Document extract
########################################
Prefer Parsing Over Validating: Let The Compiler Help You Remove Edge Cases

In this blog post, I’ll discuss a technique that I’ve used to create expressive APIs that are more robust with the help of the compiler. I’m going to demonstrate a simple example of this technique in Java but anything you are about to read can be applied to any other statically typed language.

Let’s start by quickly defining “parsing” and “validating”. In my mind, validation is about analyzing input and reporting if it adheres to a certain set of validation rules:

String getEmail() {
    String email = // get it somehow
    if (!isEmail(email)) {
        // handle the error
    }

    return email;
}

Parsing is a beefed up form of validation. Instead of just reporting a true/false answer, it generates a more precise representation of the input for later use. Here is how we could implement the above using a parsing approach:

class Email {
    private String email;

    public Email(String email) {
        if (email == null) {
            throw new IllegalArgumentException("null email");
        }
        this.email = email;
    }

    public String getDomain() {
        // get the domain
    }

    // other member functions
}

// the parsing function
Optional<Email> getEmail() {
    String email = // get it somehow
    
    return isEmail(email) 
        ? Optional.of(new Email(email))
########################################
Dataset excerpts
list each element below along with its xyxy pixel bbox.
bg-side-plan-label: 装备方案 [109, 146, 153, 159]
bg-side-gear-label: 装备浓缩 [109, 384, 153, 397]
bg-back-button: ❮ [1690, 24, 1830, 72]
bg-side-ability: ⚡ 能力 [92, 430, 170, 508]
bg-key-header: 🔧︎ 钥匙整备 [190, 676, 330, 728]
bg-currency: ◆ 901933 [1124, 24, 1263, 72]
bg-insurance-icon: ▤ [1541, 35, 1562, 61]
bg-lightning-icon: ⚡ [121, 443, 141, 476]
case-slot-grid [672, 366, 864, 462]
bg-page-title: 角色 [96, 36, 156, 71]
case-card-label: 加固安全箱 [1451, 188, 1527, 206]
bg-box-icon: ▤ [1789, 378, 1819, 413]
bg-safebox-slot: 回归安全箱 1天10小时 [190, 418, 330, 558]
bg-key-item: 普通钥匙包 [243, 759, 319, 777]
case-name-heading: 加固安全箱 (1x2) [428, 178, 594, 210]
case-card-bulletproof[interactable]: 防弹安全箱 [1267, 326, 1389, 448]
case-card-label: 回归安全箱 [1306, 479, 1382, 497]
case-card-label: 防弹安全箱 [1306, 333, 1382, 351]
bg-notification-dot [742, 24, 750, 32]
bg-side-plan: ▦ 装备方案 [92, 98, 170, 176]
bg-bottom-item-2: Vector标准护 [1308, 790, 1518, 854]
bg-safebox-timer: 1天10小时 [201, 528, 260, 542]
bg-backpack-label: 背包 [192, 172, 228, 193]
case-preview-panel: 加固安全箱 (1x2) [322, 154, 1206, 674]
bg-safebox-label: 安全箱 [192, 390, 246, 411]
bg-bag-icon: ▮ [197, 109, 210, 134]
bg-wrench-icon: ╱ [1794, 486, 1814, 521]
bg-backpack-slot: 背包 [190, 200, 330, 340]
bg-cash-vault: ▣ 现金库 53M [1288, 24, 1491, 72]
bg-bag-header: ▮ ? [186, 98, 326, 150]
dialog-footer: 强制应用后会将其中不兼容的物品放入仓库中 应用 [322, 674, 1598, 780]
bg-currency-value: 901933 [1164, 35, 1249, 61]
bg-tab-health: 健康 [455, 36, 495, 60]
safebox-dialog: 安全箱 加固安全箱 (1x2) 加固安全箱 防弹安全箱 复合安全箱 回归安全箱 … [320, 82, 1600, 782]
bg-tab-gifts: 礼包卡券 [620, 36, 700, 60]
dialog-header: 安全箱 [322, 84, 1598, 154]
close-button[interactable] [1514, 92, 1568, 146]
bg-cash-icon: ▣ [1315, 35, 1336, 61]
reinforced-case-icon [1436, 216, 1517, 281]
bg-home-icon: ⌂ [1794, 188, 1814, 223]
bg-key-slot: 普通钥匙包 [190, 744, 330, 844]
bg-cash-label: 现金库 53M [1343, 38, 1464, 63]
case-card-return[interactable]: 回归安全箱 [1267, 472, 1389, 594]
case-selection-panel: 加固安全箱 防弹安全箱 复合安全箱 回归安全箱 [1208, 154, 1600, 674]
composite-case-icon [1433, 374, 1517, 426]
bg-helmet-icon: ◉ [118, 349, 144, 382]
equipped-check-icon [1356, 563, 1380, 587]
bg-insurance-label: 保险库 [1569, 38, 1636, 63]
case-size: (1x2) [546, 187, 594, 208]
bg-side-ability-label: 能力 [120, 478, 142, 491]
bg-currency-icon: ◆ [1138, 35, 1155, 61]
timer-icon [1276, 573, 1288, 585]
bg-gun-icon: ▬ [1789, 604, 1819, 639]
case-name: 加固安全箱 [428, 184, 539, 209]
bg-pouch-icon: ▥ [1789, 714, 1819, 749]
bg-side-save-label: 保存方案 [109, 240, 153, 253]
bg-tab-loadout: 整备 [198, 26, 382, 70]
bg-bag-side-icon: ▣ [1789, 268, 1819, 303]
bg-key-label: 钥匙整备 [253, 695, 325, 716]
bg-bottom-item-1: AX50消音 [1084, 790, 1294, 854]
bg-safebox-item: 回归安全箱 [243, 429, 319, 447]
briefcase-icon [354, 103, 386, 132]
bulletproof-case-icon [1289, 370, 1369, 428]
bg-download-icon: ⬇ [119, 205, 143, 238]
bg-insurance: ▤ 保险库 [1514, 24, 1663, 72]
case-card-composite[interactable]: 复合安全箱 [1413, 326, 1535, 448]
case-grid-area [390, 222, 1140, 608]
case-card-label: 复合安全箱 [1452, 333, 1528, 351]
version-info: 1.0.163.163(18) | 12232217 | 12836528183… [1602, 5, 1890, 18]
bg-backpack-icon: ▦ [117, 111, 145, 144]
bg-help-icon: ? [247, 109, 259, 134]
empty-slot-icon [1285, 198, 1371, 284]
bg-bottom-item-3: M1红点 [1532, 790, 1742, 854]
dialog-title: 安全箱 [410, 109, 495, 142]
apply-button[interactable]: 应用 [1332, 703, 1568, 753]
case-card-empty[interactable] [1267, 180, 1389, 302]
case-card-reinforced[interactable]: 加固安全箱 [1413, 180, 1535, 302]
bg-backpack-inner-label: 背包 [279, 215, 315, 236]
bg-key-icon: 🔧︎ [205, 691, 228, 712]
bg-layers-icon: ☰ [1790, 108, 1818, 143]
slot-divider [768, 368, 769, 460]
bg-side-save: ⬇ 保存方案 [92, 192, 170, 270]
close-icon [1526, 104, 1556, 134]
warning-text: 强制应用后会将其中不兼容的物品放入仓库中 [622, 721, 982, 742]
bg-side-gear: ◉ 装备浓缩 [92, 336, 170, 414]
########################################
Exercise description
Extend the post on parsing over validating from the point where it stops. The rows have nothing to do with the post on parsing over validating.

Output for this exercise
        : Optional.empty();
}

There is definitely more code up front but when a client calls getEmail, they know they either have a valid email or they don’t. In case they don’t, an empty Optional is provided. In case the input was an email, parsing has spit out an Email object that only represents a valid email; we’ve taken in a String which can represent any unstructured data and transformed that data into a more precise form. You can think of parsing and validating as mapping functions that take an input (usually a string) and map it to an output; validation outputs a boolean whereas parsing outputs another data structure. It’s also important to note that parsing has an implicit boolean in its return type; if nothing is returned, we can take that as meaning parsing has failed but if something is returned, we take that as a successful parse along with our shiny new data. We get the best of both worlds! Not to mention that if you read my previous post about booleans, you’ll find out that they carry almost no useful information so we just avoid them where possible.

Parsing points out a shortcoming of validation: how do you determine if a certain entity is what is claims to be in the current scope? Imagine you are writing a function f(String email). How do we know if that email you will receive really is an email? Just because the parameter is called email does not make its contents a valid email. Do we have to check that ourselves in the current scope or can we assume someone up the call stack already did it for us? There’s no good way to know without either referring to documentation or going back to check for yourself. Neither of these options are ideal because:

if you aren’t the owner of f, then you may not have the source code of ‘f’ to check the implementation.
if you aren’t the owner of f, then the owner of f may not mention anything about the error conditions in the documentation.

Even as the owner of f, relying on documentation isn’t ideal because as Uncle Bob tells us:

Don’t use a comment when you can use a function or a variable.

I’m going to extend that statement and say:

Don’t use a comment when you can use a function, a variable, or a new type.

With this background in mind, let’s dive into how we can practically apply this information.

Let’s start with a simplified, real-world example I’ve run into. Consider a function that can join a list of strings together given another string like this:

/**
* Given strs, join them all using joiner.
*
* For example, invoking join1(List.of("abc", "def"), ",") gives the string "abc,def"
*
* @param strs the list of strings to join. The list is expected to be non-null and non-empty.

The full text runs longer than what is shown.